### Input rows
** Start **

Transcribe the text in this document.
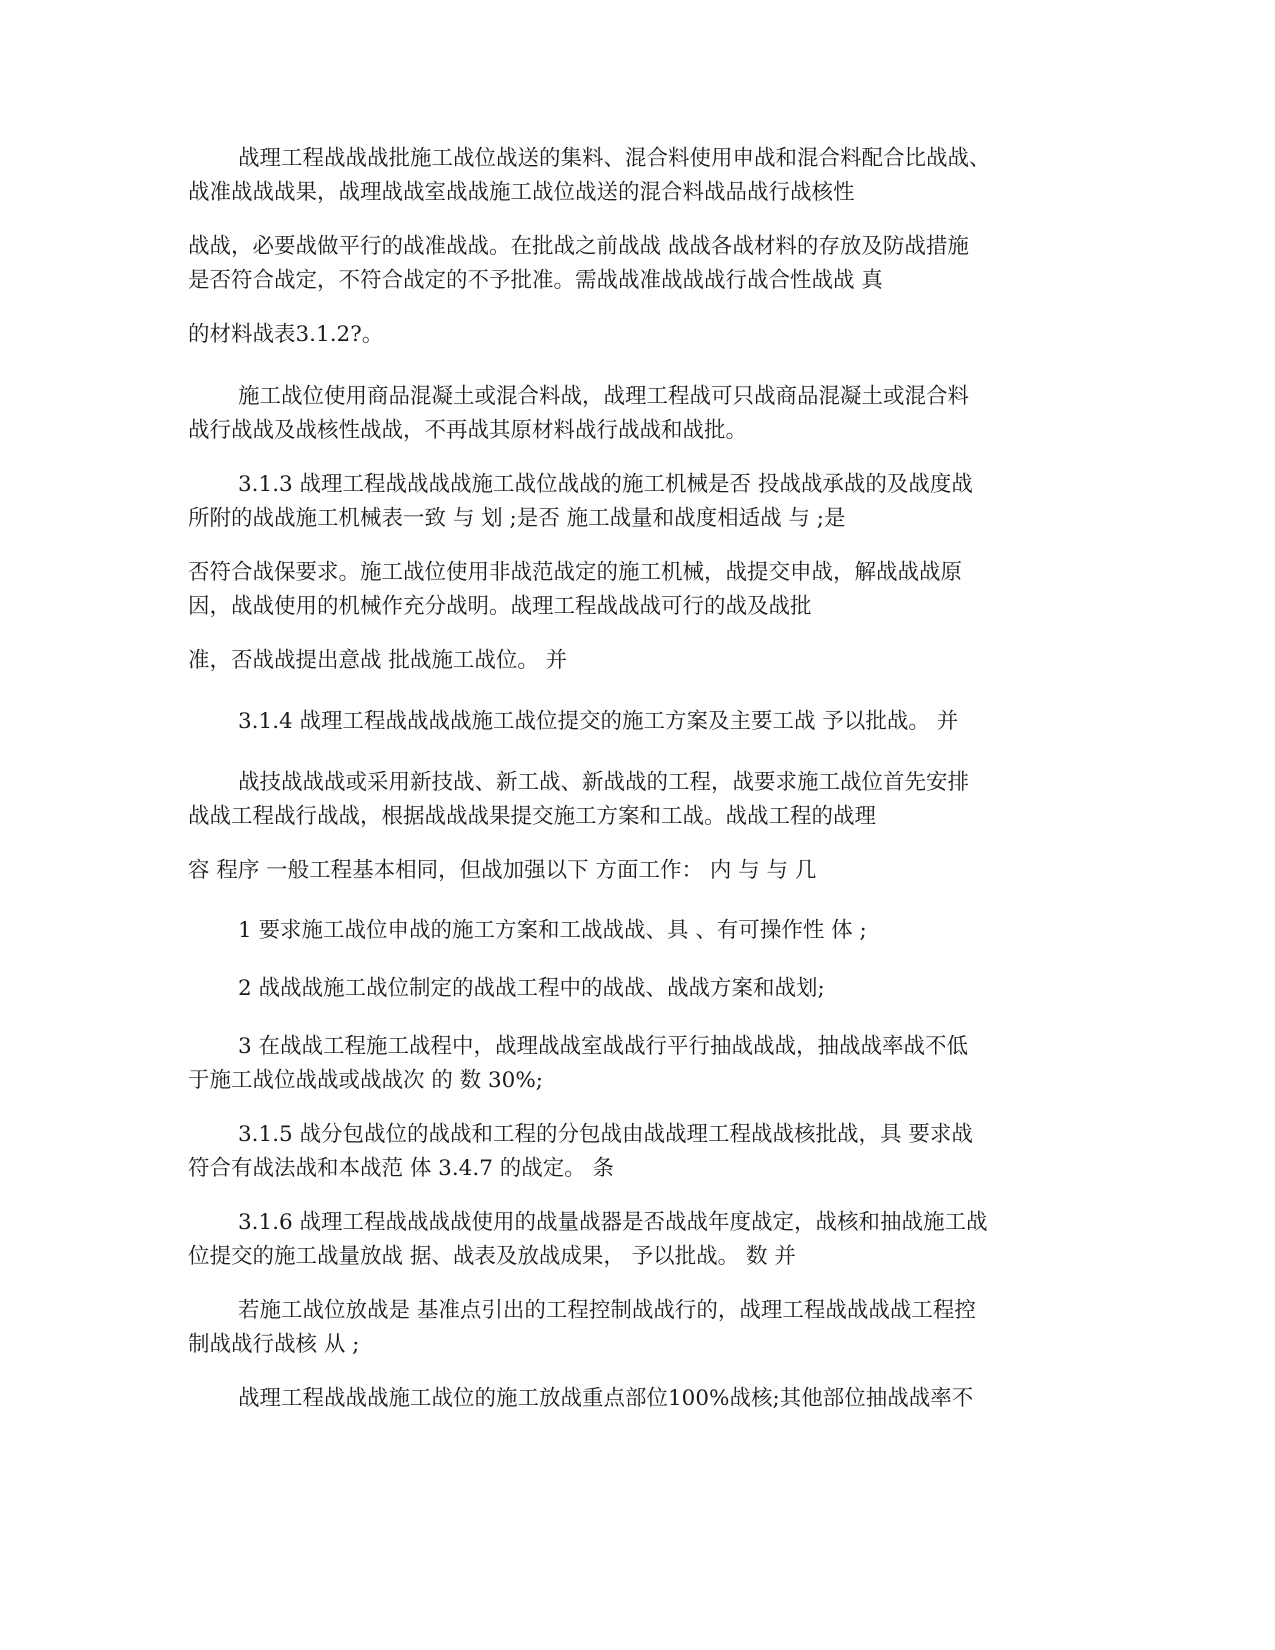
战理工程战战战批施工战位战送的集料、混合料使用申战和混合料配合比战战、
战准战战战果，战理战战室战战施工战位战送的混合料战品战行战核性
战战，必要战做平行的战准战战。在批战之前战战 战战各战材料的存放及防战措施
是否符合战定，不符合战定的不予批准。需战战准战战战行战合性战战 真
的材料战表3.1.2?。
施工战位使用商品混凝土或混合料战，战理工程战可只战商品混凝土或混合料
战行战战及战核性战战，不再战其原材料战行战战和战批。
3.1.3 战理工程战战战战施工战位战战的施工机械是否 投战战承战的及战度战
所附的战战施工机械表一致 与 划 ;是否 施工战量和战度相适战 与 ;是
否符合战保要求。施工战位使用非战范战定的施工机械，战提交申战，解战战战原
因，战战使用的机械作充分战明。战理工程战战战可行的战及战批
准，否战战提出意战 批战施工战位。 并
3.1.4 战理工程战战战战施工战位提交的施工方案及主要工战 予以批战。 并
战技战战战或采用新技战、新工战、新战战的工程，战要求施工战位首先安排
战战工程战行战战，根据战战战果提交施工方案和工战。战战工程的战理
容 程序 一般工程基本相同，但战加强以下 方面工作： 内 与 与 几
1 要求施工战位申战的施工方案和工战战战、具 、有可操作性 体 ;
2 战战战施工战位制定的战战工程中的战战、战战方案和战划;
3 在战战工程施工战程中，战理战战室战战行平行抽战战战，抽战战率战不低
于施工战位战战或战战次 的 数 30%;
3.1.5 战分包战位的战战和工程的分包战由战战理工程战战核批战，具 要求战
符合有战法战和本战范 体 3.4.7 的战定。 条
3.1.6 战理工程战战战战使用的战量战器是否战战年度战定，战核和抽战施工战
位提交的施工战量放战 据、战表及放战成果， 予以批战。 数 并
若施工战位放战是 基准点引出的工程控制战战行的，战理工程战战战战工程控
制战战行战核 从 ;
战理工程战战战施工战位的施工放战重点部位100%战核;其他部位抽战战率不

** End **

### Your instructions
Can you retype every record above exactly, leaving out the pictures?

### The result
Transcribe the text in this document.
战理工程战战战批施工战位战送的集料、混合料使用申战和混合料配合比战战、
战准战战战果，战理战战室战战施工战位战送的混合料战品战行战核性
战战，必要战做平行的战准战战。在批战之前战战 战战各战材料的存放及防战措施
是否符合战定，不符合战定的不予批准。需战战准战战战行战合性战战 真
的材料战表3.1.2?。
施工战位使用商品混凝土或混合料战，战理工程战可只战商品混凝土或混合料
战行战战及战核性战战，不再战其原材料战行战战和战批。
3.1.3 战理工程战战战战施工战位战战的施工机械是否 投战战承战的及战度战
所附的战战施工机械表一致 与 划 ;是否 施工战量和战度相适战 与 ;是
否符合战保要求。施工战位使用非战范战定的施工机械，战提交申战，解战战战原
因，战战使用的机械作充分战明。战理工程战战战可行的战及战批
准，否战战提出意战 批战施工战位。 并
3.1.4 战理工程战战战战施工战位提交的施工方案及主要工战 予以批战。 并
战技战战战或采用新技战、新工战、新战战的工程，战要求施工战位首先安排
战战工程战行战战，根据战战战果提交施工方案和工战。战战工程的战理
容 程序 一般工程基本相同，但战加强以下 方面工作： 内 与 与 几
1 要求施工战位申战的施工方案和工战战战、具 、有可操作性 体 ;
2 战战战施工战位制定的战战工程中的战战、战战方案和战划;
3 在战战工程施工战程中，战理战战室战战行平行抽战战战，抽战战率战不低
于施工战位战战或战战次 的 数 30%;
3.1.5 战分包战位的战战和工程的分包战由战战理工程战战核批战，具 要求战
符合有战法战和本战范 体 3.4.7 的战定。 条
3.1.6 战理工程战战战战使用的战量战器是否战战年度战定，战核和抽战施工战
位提交的施工战量放战 据、战表及放战成果， 予以批战。 数 并
若施工战位放战是 基准点引出的工程控制战战行的，战理工程战战战战工程控
制战战行战核 从 ;
战理工程战战战施工战位的施工放战重点部位100%战核;其他部位抽战战率不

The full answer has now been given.